Goal of the exercise:
Copy all of the items below word for word, keeping every line unchanged and in its original order.

Data entries:
☆ ☆ ☆

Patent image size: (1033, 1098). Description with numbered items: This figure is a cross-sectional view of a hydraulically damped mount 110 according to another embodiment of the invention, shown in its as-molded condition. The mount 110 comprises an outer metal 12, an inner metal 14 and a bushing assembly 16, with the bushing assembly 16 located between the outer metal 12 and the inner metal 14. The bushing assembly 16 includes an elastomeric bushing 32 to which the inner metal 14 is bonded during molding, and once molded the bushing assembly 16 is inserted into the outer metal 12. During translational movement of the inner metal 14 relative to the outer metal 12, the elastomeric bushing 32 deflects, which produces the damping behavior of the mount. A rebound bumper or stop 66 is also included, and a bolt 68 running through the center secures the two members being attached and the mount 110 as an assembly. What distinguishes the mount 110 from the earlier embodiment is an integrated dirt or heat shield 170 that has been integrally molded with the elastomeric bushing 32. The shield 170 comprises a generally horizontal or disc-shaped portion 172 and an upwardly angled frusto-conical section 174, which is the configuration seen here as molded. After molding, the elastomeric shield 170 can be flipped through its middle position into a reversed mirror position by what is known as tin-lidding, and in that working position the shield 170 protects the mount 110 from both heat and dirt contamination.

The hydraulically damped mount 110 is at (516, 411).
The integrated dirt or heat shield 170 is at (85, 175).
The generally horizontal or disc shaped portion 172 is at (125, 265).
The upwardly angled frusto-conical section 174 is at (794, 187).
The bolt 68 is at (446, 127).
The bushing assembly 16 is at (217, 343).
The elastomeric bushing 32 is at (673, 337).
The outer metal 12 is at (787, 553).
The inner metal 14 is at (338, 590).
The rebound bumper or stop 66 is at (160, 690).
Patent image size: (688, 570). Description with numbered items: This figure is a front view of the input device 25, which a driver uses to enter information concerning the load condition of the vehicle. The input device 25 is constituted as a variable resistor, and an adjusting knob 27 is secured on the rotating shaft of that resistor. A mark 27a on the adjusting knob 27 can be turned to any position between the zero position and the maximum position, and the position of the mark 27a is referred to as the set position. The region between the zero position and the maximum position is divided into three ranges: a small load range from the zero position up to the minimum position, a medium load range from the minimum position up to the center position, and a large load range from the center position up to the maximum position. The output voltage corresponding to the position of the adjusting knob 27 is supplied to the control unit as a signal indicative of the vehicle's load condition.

☆ ☆ ☆

Final result:
Patent image size: (1033, 1098). Description with numbered items: This figure is a cross-sectional view of a hydraulically damped mount 110 according to another embodiment of the invention, shown in its as-molded condition. The mount 110 comprises an outer metal 12, an inner metal 14 and a bushing assembly 16, with the bushing assembly 16 located between the outer metal 12 and the inner metal 14. The bushing assembly 16 includes an elastomeric bushing 32 to which the inner metal 14 is bonded during molding, and once molded the bushing assembly 16 is inserted into the outer metal 12. During translational movement of the inner metal 14 relative to the outer metal 12, the elastomeric bushing 32 deflects, which produces the damping behavior of the mount. A rebound bumper or stop 66 is also included, and a bolt 68 running through the center secures the two members being attached and the mount 110 as an assembly. What distinguishes the mount 110 from the earlier embodiment is an integrated dirt or heat shield 170 that has been integrally molded with the elastomeric bushing 32. The shield 170 comprises a generally horizontal or disc-shaped portion 172 and an upwardly angled frusto-conical section 174, which is the configuration seen here as molded. After molding, the elastomeric shield 170 can be flipped through its middle position into a reversed mirror position by what is known as tin-lidding, and in that working position the shield 170 protects the mount 110 from both heat and dirt contamination.

The hydraulically damped mount 110 is at (516, 411).
The integrated dirt or heat shield 170 is at (85, 175).
The generally horizontal or disc shaped portion 172 is at (125, 265).
The upwardly angled frusto-conical section 174 is at (794, 187).
The bolt 68 is at (446, 127).
The bushing assembly 16 is at (217, 343).
The elastomeric bushing 32 is at (673, 337).
The outer metal 12 is at (787, 553).
The inner metal 14 is at (338, 590).
The rebound bumper or stop 66 is at (160, 690).
Patent image size: (688, 570). Description with numbered items: This figure is a front view of the input device 25, which a driver uses to enter information concerning the load condition of the vehicle. The input device 25 is constituted as a variable resistor, and an adjusting knob 27 is secured on the rotating shaft of that resistor. A mark 27a on the adjusting knob 27 can be turned to any position between the zero position and the maximum position, and the position of the mark 27a is referred to as the set position. The region between the zero position and the maximum position is divided into three ranges: a small load range from the zero position up to the minimum position, a medium load range from the minimum position up to the center position, and a large load range from the center position up to the maximum position. The output voltage corresponding to the position of the adjusting knob 27 is supplied to the control unit as a signal indicative of the vehicle's load condition.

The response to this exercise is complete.